> **GIVEN TASK**:
Filter out everything except lines holding "HELICAL".
□ □ □
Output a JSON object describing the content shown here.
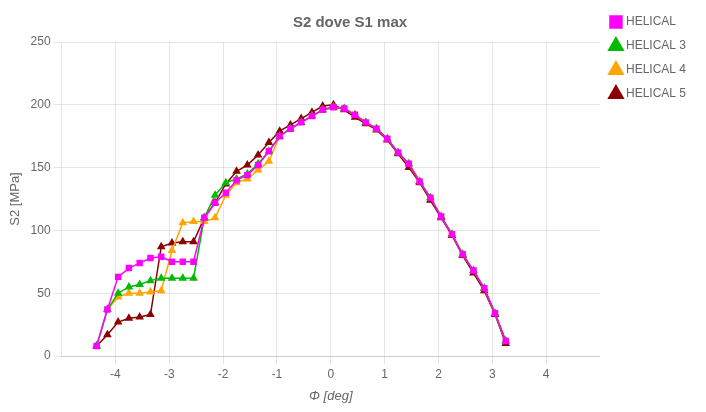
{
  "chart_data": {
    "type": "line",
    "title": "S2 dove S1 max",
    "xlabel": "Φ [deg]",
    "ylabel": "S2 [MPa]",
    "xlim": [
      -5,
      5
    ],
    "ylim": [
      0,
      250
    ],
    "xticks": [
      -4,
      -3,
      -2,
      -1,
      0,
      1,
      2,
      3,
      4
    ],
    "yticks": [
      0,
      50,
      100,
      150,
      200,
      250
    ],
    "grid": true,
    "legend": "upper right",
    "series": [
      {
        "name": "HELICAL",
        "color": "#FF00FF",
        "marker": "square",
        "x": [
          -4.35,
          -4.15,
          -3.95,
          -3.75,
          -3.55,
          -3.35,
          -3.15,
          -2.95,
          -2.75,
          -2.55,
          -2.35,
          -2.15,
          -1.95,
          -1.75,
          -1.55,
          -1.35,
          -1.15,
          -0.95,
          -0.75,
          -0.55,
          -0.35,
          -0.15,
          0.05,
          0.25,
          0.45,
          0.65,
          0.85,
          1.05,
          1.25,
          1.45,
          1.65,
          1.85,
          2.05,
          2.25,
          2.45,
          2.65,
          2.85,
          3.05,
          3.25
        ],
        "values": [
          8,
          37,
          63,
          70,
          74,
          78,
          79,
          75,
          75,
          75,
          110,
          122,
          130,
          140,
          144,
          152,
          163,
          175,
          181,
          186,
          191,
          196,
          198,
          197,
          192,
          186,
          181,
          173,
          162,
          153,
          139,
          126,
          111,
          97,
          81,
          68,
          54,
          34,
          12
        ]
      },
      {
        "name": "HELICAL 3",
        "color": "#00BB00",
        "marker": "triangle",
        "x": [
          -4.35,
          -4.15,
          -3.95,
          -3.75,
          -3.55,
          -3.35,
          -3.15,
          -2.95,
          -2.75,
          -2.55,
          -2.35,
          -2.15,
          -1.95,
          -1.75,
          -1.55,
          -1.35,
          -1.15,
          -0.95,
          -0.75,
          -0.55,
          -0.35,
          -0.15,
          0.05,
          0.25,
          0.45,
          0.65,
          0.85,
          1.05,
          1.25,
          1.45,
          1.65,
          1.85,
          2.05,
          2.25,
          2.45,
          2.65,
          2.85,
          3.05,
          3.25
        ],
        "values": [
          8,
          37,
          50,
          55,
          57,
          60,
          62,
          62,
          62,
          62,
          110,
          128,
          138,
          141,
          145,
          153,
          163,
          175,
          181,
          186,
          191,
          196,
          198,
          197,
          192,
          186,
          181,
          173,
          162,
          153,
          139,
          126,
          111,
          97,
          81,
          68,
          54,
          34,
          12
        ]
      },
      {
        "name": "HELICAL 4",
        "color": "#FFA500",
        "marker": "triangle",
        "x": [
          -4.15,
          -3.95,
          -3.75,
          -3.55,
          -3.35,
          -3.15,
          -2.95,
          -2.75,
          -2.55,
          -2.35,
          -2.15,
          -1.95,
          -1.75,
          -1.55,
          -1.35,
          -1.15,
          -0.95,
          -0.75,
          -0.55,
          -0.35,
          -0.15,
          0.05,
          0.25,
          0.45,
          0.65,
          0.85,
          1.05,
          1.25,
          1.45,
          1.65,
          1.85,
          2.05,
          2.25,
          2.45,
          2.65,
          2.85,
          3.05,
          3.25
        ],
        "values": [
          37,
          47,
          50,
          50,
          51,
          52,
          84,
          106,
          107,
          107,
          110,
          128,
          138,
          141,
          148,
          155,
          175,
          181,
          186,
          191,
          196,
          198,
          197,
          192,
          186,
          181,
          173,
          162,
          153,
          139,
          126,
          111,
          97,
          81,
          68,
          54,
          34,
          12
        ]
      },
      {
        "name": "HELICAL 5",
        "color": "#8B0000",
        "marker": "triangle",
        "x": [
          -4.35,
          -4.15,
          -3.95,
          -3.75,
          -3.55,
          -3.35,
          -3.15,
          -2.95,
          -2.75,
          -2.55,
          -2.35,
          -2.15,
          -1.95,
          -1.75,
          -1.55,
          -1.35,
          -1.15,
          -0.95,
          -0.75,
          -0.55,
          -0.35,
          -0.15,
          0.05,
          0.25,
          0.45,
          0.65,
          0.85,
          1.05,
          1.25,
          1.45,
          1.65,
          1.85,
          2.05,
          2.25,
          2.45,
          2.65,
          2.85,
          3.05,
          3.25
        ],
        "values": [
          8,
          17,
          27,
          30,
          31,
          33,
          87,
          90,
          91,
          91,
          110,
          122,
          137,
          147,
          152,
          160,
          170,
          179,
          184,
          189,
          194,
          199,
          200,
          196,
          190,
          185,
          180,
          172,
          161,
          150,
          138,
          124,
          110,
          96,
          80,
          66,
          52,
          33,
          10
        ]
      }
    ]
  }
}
□ □ □
> **TASK SOLUTION**:
        "name": "HELICAL",
        "name": "HELICAL 3",
        "name": "HELICAL 4",
        "name": "HELICAL 5",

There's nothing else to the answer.